Set exercise —
Do not copy the pictures; transcribe all other material exactly.

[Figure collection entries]
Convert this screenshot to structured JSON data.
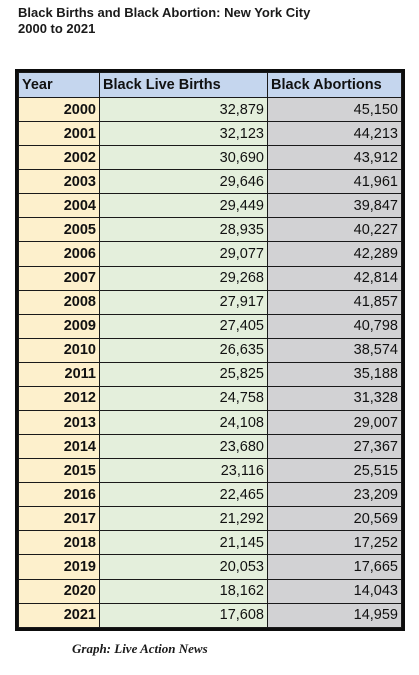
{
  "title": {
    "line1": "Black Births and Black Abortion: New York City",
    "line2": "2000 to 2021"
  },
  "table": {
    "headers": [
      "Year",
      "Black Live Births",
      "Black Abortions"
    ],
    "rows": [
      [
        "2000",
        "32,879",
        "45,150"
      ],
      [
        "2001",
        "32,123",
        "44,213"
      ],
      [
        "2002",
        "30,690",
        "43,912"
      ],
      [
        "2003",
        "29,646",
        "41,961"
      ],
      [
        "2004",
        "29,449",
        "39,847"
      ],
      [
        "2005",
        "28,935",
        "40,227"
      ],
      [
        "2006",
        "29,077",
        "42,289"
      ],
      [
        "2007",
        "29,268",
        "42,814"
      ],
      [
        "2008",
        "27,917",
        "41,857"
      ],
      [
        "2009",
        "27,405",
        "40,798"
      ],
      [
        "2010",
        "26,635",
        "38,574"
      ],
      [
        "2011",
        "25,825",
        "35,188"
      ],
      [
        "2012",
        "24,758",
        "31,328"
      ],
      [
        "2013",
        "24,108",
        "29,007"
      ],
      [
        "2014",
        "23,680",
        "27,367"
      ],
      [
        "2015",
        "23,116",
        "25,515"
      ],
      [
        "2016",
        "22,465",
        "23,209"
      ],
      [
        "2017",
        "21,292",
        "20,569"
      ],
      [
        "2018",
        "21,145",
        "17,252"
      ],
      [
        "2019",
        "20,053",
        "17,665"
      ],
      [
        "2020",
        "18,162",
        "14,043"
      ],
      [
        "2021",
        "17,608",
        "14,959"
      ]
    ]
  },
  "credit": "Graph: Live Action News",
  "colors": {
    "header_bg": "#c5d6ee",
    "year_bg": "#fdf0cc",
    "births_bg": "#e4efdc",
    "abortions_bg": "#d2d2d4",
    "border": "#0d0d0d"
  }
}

Result of the exercise —
Convert this screenshot to structured JSON data.
{
  "title": {
    "line1": "Black Births and Black Abortion: New York City",
    "line2": "2000 to 2021"
  },
  "table": {
    "headers": [
      "Year",
      "Black Live Births",
      "Black Abortions"
    ],
    "rows": [
      [
        "2000",
        "32,879",
        "45,150"
      ],
      [
        "2001",
        "32,123",
        "44,213"
      ],
      [
        "2002",
        "30,690",
        "43,912"
      ],
      [
        "2003",
        "29,646",
        "41,961"
      ],
      [
        "2004",
        "29,449",
        "39,847"
      ],
      [
        "2005",
        "28,935",
        "40,227"
      ],
      [
        "2006",
        "29,077",
        "42,289"
      ],
      [
        "2007",
        "29,268",
        "42,814"
      ],
      [
        "2008",
        "27,917",
        "41,857"
      ],
      [
        "2009",
        "27,405",
        "40,798"
      ],
      [
        "2010",
        "26,635",
        "38,574"
      ],
      [
        "2011",
        "25,825",
        "35,188"
      ],
      [
        "2012",
        "24,758",
        "31,328"
      ],
      [
        "2013",
        "24,108",
        "29,007"
      ],
      [
        "2014",
        "23,680",
        "27,367"
      ],
      [
        "2015",
        "23,116",
        "25,515"
      ],
      [
        "2016",
        "22,465",
        "23,209"
      ],
      [
        "2017",
        "21,292",
        "20,569"
      ],
      [
        "2018",
        "21,145",
        "17,252"
      ],
      [
        "2019",
        "20,053",
        "17,665"
      ],
      [
        "2020",
        "18,162",
        "14,043"
      ],
      [
        "2021",
        "17,608",
        "14,959"
      ]
    ]
  },
  "credit": "Graph: Live Action News",
  "colors": {
    "header_bg": "#c5d6ee",
    "year_bg": "#fdf0cc",
    "births_bg": "#e4efdc",
    "abortions_bg": "#d2d2d4",
    "border": "#0d0d0d"
  }
}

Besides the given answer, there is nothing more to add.